Only the pictures stay out; every record is to be quoted exactly.

# Entries
::::::::::

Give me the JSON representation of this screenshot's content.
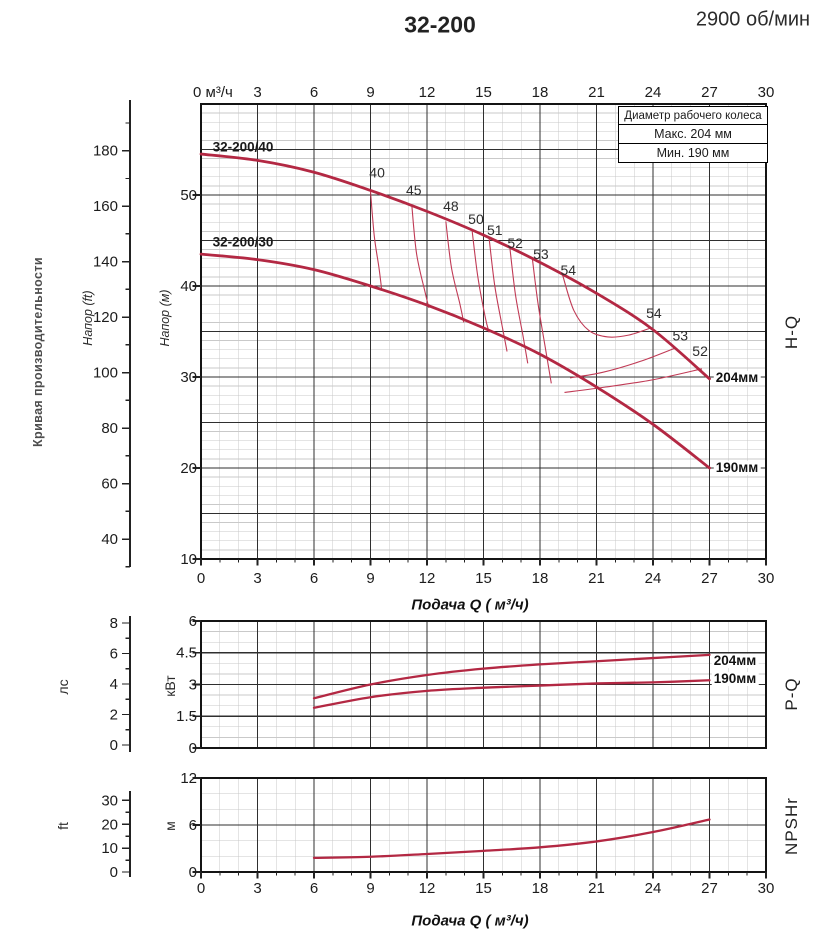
{
  "header": {
    "model": "32-200",
    "speed": "2900 об/мин"
  },
  "side_label": "Кривая производительности",
  "legend": {
    "title": "Диаметр рабочего колеса",
    "max_row": "Макс. 204 мм",
    "min_row": "Мин. 190 мм"
  },
  "colors": {
    "curve_red": "#b32843",
    "contour_red": "#c03a55",
    "grid_major": "#2f2f2f",
    "grid_minor": "#c9c9c9",
    "border": "#141414",
    "text": "#1c1c1c"
  },
  "chart_data": [
    {
      "id": "hq",
      "type": "line",
      "right_label": "H-Q",
      "x_axis": {
        "min": 0,
        "max": 30,
        "major_step": 3,
        "minor_step": 1,
        "tick_labels_top": [
          "0 м³/ч",
          "3",
          "6",
          "9",
          "12",
          "15",
          "18",
          "21",
          "24",
          "27",
          "30"
        ],
        "tick_labels_bottom": [
          "0",
          "3",
          "6",
          "9",
          "12",
          "15",
          "18",
          "21",
          "24",
          "27",
          "30"
        ],
        "xlabel": "Подача Q ( м³/ч)"
      },
      "y_axis_m": {
        "label": "Напор (м)",
        "min": 10,
        "max": 60,
        "major_step": 5,
        "minor_step": 1,
        "ticks": [
          50,
          40,
          30,
          20,
          10
        ]
      },
      "y_axis_ft": {
        "label": "Напор (ft)",
        "ticks": [
          180,
          160,
          140,
          120,
          100,
          80,
          60,
          40
        ],
        "minor_step": 10
      },
      "series": [
        {
          "name": "32-200/40",
          "end_label": "204мм",
          "points_q_m": [
            [
              0,
              54.5
            ],
            [
              3,
              53.8
            ],
            [
              6,
              52.5
            ],
            [
              9,
              50.5
            ],
            [
              12,
              48.2
            ],
            [
              15,
              45.6
            ],
            [
              18,
              42.6
            ],
            [
              21,
              39.2
            ],
            [
              24,
              35.2
            ],
            [
              27,
              29.8
            ]
          ]
        },
        {
          "name": "32-200/30",
          "end_label": "190мм",
          "points_q_m": [
            [
              0,
              43.5
            ],
            [
              3,
              42.9
            ],
            [
              6,
              41.8
            ],
            [
              9,
              40.0
            ],
            [
              12,
              37.9
            ],
            [
              15,
              35.4
            ],
            [
              18,
              32.5
            ],
            [
              21,
              28.9
            ],
            [
              24,
              24.8
            ],
            [
              27,
              20.0
            ]
          ]
        }
      ],
      "efficiency": {
        "labels": [
          {
            "text": "40",
            "at": [
              9.35,
              51.9
            ]
          },
          {
            "text": "45",
            "at": [
              11.3,
              50.0
            ]
          },
          {
            "text": "48",
            "at": [
              13.27,
              48.25
            ]
          },
          {
            "text": "50",
            "at": [
              14.6,
              46.8
            ]
          },
          {
            "text": "51",
            "at": [
              15.6,
              45.6
            ]
          },
          {
            "text": "52",
            "at": [
              16.68,
              44.2
            ]
          },
          {
            "text": "53",
            "at": [
              18.05,
              42.95
            ]
          },
          {
            "text": "54",
            "at": [
              19.5,
              41.2
            ]
          },
          {
            "text": "54",
            "at": [
              24.05,
              36.5
            ]
          },
          {
            "text": "53",
            "at": [
              25.45,
              34.0
            ]
          },
          {
            "text": "52",
            "at": [
              26.5,
              32.3
            ]
          }
        ],
        "lines": [
          {
            "eta": "40",
            "points": [
              [
                9.0,
                50.4
              ],
              [
                9.2,
                45.5
              ],
              [
                9.45,
                42.0
              ],
              [
                9.6,
                39.5
              ]
            ]
          },
          {
            "eta": "45",
            "points": [
              [
                11.2,
                48.7
              ],
              [
                11.45,
                43.5
              ],
              [
                11.9,
                39.3
              ],
              [
                12.1,
                37.6
              ]
            ]
          },
          {
            "eta": "48",
            "points": [
              [
                13.0,
                47.1
              ],
              [
                13.3,
                42.0
              ],
              [
                13.75,
                38.0
              ],
              [
                13.95,
                36.0
              ]
            ]
          },
          {
            "eta": "50",
            "points": [
              [
                14.4,
                46.0
              ],
              [
                14.7,
                41.0
              ],
              [
                15.1,
                36.5
              ],
              [
                15.3,
                34.9
              ]
            ]
          },
          {
            "eta": "51",
            "points": [
              [
                15.3,
                45.2
              ],
              [
                15.6,
                40.0
              ],
              [
                16.0,
                35.5
              ],
              [
                16.25,
                32.8
              ]
            ]
          },
          {
            "eta": "52",
            "points": [
              [
                16.4,
                44.2
              ],
              [
                16.7,
                39.0
              ],
              [
                17.1,
                34.5
              ],
              [
                17.35,
                31.5
              ]
            ]
          },
          {
            "eta": "53",
            "points": [
              [
                17.6,
                42.9
              ],
              [
                17.9,
                38.0
              ],
              [
                18.3,
                33.0
              ],
              [
                18.6,
                29.3
              ]
            ]
          },
          {
            "eta": "54",
            "points": [
              [
                19.2,
                41.2
              ],
              [
                19.8,
                37.3
              ],
              [
                20.6,
                35.1
              ],
              [
                21.6,
                34.4
              ],
              [
                22.7,
                34.6
              ],
              [
                23.9,
                35.4
              ]
            ]
          },
          {
            "eta": "53",
            "points": [
              [
                19.6,
                29.9
              ],
              [
                21.3,
                30.5
              ],
              [
                23.3,
                31.7
              ],
              [
                25.2,
                33.2
              ]
            ]
          },
          {
            "eta": "52",
            "points": [
              [
                19.3,
                28.3
              ],
              [
                21.5,
                28.9
              ],
              [
                24.0,
                29.7
              ],
              [
                26.6,
                30.9
              ]
            ]
          }
        ]
      }
    },
    {
      "id": "pq",
      "type": "line",
      "right_label": "P-Q",
      "y_axis_kw": {
        "label": "кВт",
        "min": 0,
        "max": 6,
        "major_step": 1.5,
        "minor_step": 0.5,
        "ticks": [
          6,
          4.5,
          3,
          1.5,
          0
        ]
      },
      "y_axis_hp": {
        "label": "лс",
        "ticks": [
          8,
          6,
          4,
          2,
          0
        ]
      },
      "series": [
        {
          "end_label": "204мм",
          "points_q_kw": [
            [
              6,
              2.35
            ],
            [
              9,
              3.0
            ],
            [
              12,
              3.45
            ],
            [
              15,
              3.75
            ],
            [
              18,
              3.95
            ],
            [
              21,
              4.1
            ],
            [
              24,
              4.25
            ],
            [
              27,
              4.4
            ]
          ]
        },
        {
          "end_label": "190мм",
          "points_q_kw": [
            [
              6,
              1.9
            ],
            [
              9,
              2.4
            ],
            [
              12,
              2.7
            ],
            [
              15,
              2.85
            ],
            [
              18,
              2.95
            ],
            [
              21,
              3.05
            ],
            [
              24,
              3.1
            ],
            [
              27,
              3.2
            ]
          ]
        }
      ]
    },
    {
      "id": "npshr",
      "type": "line",
      "right_label": "NPSHr",
      "x_axis": {
        "tick_labels_bottom": [
          "0",
          "3",
          "6",
          "9",
          "12",
          "15",
          "18",
          "21",
          "24",
          "27",
          "30"
        ],
        "xlabel": "Подача Q ( м³/ч)"
      },
      "y_axis_m": {
        "label": "м",
        "min": 0,
        "max": 12,
        "major_step": 6,
        "minor_step": 2,
        "ticks": [
          12,
          6,
          0
        ]
      },
      "y_axis_ft": {
        "label": "ft",
        "ticks": [
          30,
          20,
          10,
          0
        ],
        "minor_step": 5
      },
      "series": [
        {
          "points_q_m": [
            [
              6,
              1.8
            ],
            [
              9,
              1.95
            ],
            [
              12,
              2.3
            ],
            [
              15,
              2.7
            ],
            [
              18,
              3.15
            ],
            [
              21,
              3.9
            ],
            [
              24,
              5.1
            ],
            [
              27,
              6.7
            ]
          ]
        }
      ]
    }
  ]
}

::::::::::

# Response to the exercise
Give me the JSON representation of this screenshot's content.
{
  "header": {
    "model": "32-200",
    "speed": "2900 об/мин"
  },
  "side_label": "Кривая производительности",
  "legend": {
    "title": "Диаметр рабочего колеса",
    "max_row": "Макс. 204 мм",
    "min_row": "Мин. 190 мм"
  },
  "colors": {
    "curve_red": "#b32843",
    "contour_red": "#c03a55",
    "grid_major": "#2f2f2f",
    "grid_minor": "#c9c9c9",
    "border": "#141414",
    "text": "#1c1c1c"
  },
  "chart_data": [
    {
      "id": "hq",
      "type": "line",
      "right_label": "H-Q",
      "x_axis": {
        "min": 0,
        "max": 30,
        "major_step": 3,
        "minor_step": 1,
        "tick_labels_top": [
          "0 м³/ч",
          "3",
          "6",
          "9",
          "12",
          "15",
          "18",
          "21",
          "24",
          "27",
          "30"
        ],
        "tick_labels_bottom": [
          "0",
          "3",
          "6",
          "9",
          "12",
          "15",
          "18",
          "21",
          "24",
          "27",
          "30"
        ],
        "xlabel": "Подача Q ( м³/ч)"
      },
      "y_axis_m": {
        "label": "Напор (м)",
        "min": 10,
        "max": 60,
        "major_step": 5,
        "minor_step": 1,
        "ticks": [
          50,
          40,
          30,
          20,
          10
        ]
      },
      "y_axis_ft": {
        "label": "Напор (ft)",
        "ticks": [
          180,
          160,
          140,
          120,
          100,
          80,
          60,
          40
        ],
        "minor_step": 10
      },
      "series": [
        {
          "name": "32-200/40",
          "end_label": "204мм",
          "points_q_m": [
            [
              0,
              54.5
            ],
            [
              3,
              53.8
            ],
            [
              6,
              52.5
            ],
            [
              9,
              50.5
            ],
            [
              12,
              48.2
            ],
            [
              15,
              45.6
            ],
            [
              18,
              42.6
            ],
            [
              21,
              39.2
            ],
            [
              24,
              35.2
            ],
            [
              27,
              29.8
            ]
          ]
        },
        {
          "name": "32-200/30",
          "end_label": "190мм",
          "points_q_m": [
            [
              0,
              43.5
            ],
            [
              3,
              42.9
            ],
            [
              6,
              41.8
            ],
            [
              9,
              40.0
            ],
            [
              12,
              37.9
            ],
            [
              15,
              35.4
            ],
            [
              18,
              32.5
            ],
            [
              21,
              28.9
            ],
            [
              24,
              24.8
            ],
            [
              27,
              20.0
            ]
          ]
        }
      ],
      "efficiency": {
        "labels": [
          {
            "text": "40",
            "at": [
              9.35,
              51.9
            ]
          },
          {
            "text": "45",
            "at": [
              11.3,
              50.0
            ]
          },
          {
            "text": "48",
            "at": [
              13.27,
              48.25
            ]
          },
          {
            "text": "50",
            "at": [
              14.6,
              46.8
            ]
          },
          {
            "text": "51",
            "at": [
              15.6,
              45.6
            ]
          },
          {
            "text": "52",
            "at": [
              16.68,
              44.2
            ]
          },
          {
            "text": "53",
            "at": [
              18.05,
              42.95
            ]
          },
          {
            "text": "54",
            "at": [
              19.5,
              41.2
            ]
          },
          {
            "text": "54",
            "at": [
              24.05,
              36.5
            ]
          },
          {
            "text": "53",
            "at": [
              25.45,
              34.0
            ]
          },
          {
            "text": "52",
            "at": [
              26.5,
              32.3
            ]
          }
        ],
        "lines": [
          {
            "eta": "40",
            "points": [
              [
                9.0,
                50.4
              ],
              [
                9.2,
                45.5
              ],
              [
                9.45,
                42.0
              ],
              [
                9.6,
                39.5
              ]
            ]
          },
          {
            "eta": "45",
            "points": [
              [
                11.2,
                48.7
              ],
              [
                11.45,
                43.5
              ],
              [
                11.9,
                39.3
              ],
              [
                12.1,
                37.6
              ]
            ]
          },
          {
            "eta": "48",
            "points": [
              [
                13.0,
                47.1
              ],
              [
                13.3,
                42.0
              ],
              [
                13.75,
                38.0
              ],
              [
                13.95,
                36.0
              ]
            ]
          },
          {
            "eta": "50",
            "points": [
              [
                14.4,
                46.0
              ],
              [
                14.7,
                41.0
              ],
              [
                15.1,
                36.5
              ],
              [
                15.3,
                34.9
              ]
            ]
          },
          {
            "eta": "51",
            "points": [
              [
                15.3,
                45.2
              ],
              [
                15.6,
                40.0
              ],
              [
                16.0,
                35.5
              ],
              [
                16.25,
                32.8
              ]
            ]
          },
          {
            "eta": "52",
            "points": [
              [
                16.4,
                44.2
              ],
              [
                16.7,
                39.0
              ],
              [
                17.1,
                34.5
              ],
              [
                17.35,
                31.5
              ]
            ]
          },
          {
            "eta": "53",
            "points": [
              [
                17.6,
                42.9
              ],
              [
                17.9,
                38.0
              ],
              [
                18.3,
                33.0
              ],
              [
                18.6,
                29.3
              ]
            ]
          },
          {
            "eta": "54",
            "points": [
              [
                19.2,
                41.2
              ],
              [
                19.8,
                37.3
              ],
              [
                20.6,
                35.1
              ],
              [
                21.6,
                34.4
              ],
              [
                22.7,
                34.6
              ],
              [
                23.9,
                35.4
              ]
            ]
          },
          {
            "eta": "53",
            "points": [
              [
                19.6,
                29.9
              ],
              [
                21.3,
                30.5
              ],
              [
                23.3,
                31.7
              ],
              [
                25.2,
                33.2
              ]
            ]
          },
          {
            "eta": "52",
            "points": [
              [
                19.3,
                28.3
              ],
              [
                21.5,
                28.9
              ],
              [
                24.0,
                29.7
              ],
              [
                26.6,
                30.9
              ]
            ]
          }
        ]
      }
    },
    {
      "id": "pq",
      "type": "line",
      "right_label": "P-Q",
      "y_axis_kw": {
        "label": "кВт",
        "min": 0,
        "max": 6,
        "major_step": 1.5,
        "minor_step": 0.5,
        "ticks": [
          6,
          4.5,
          3,
          1.5,
          0
        ]
      },
      "y_axis_hp": {
        "label": "лс",
        "ticks": [
          8,
          6,
          4,
          2,
          0
        ]
      },
      "series": [
        {
          "end_label": "204мм",
          "points_q_kw": [
            [
              6,
              2.35
            ],
            [
              9,
              3.0
            ],
            [
              12,
              3.45
            ],
            [
              15,
              3.75
            ],
            [
              18,
              3.95
            ],
            [
              21,
              4.1
            ],
            [
              24,
              4.25
            ],
            [
              27,
              4.4
            ]
          ]
        },
        {
          "end_label": "190мм",
          "points_q_kw": [
            [
              6,
              1.9
            ],
            [
              9,
              2.4
            ],
            [
              12,
              2.7
            ],
            [
              15,
              2.85
            ],
            [
              18,
              2.95
            ],
            [
              21,
              3.05
            ],
            [
              24,
              3.1
            ],
            [
              27,
              3.2
            ]
          ]
        }
      ]
    },
    {
      "id": "npshr",
      "type": "line",
      "right_label": "NPSHr",
      "x_axis": {
        "tick_labels_bottom": [
          "0",
          "3",
          "6",
          "9",
          "12",
          "15",
          "18",
          "21",
          "24",
          "27",
          "30"
        ],
        "xlabel": "Подача Q ( м³/ч)"
      },
      "y_axis_m": {
        "label": "м",
        "min": 0,
        "max": 12,
        "major_step": 6,
        "minor_step": 2,
        "ticks": [
          12,
          6,
          0
        ]
      },
      "y_axis_ft": {
        "label": "ft",
        "ticks": [
          30,
          20,
          10,
          0
        ],
        "minor_step": 5
      },
      "series": [
        {
          "points_q_m": [
            [
              6,
              1.8
            ],
            [
              9,
              1.95
            ],
            [
              12,
              2.3
            ],
            [
              15,
              2.7
            ],
            [
              18,
              3.15
            ],
            [
              21,
              3.9
            ],
            [
              24,
              5.1
            ],
            [
              27,
              6.7
            ]
          ]
        }
      ]
    }
  ]
}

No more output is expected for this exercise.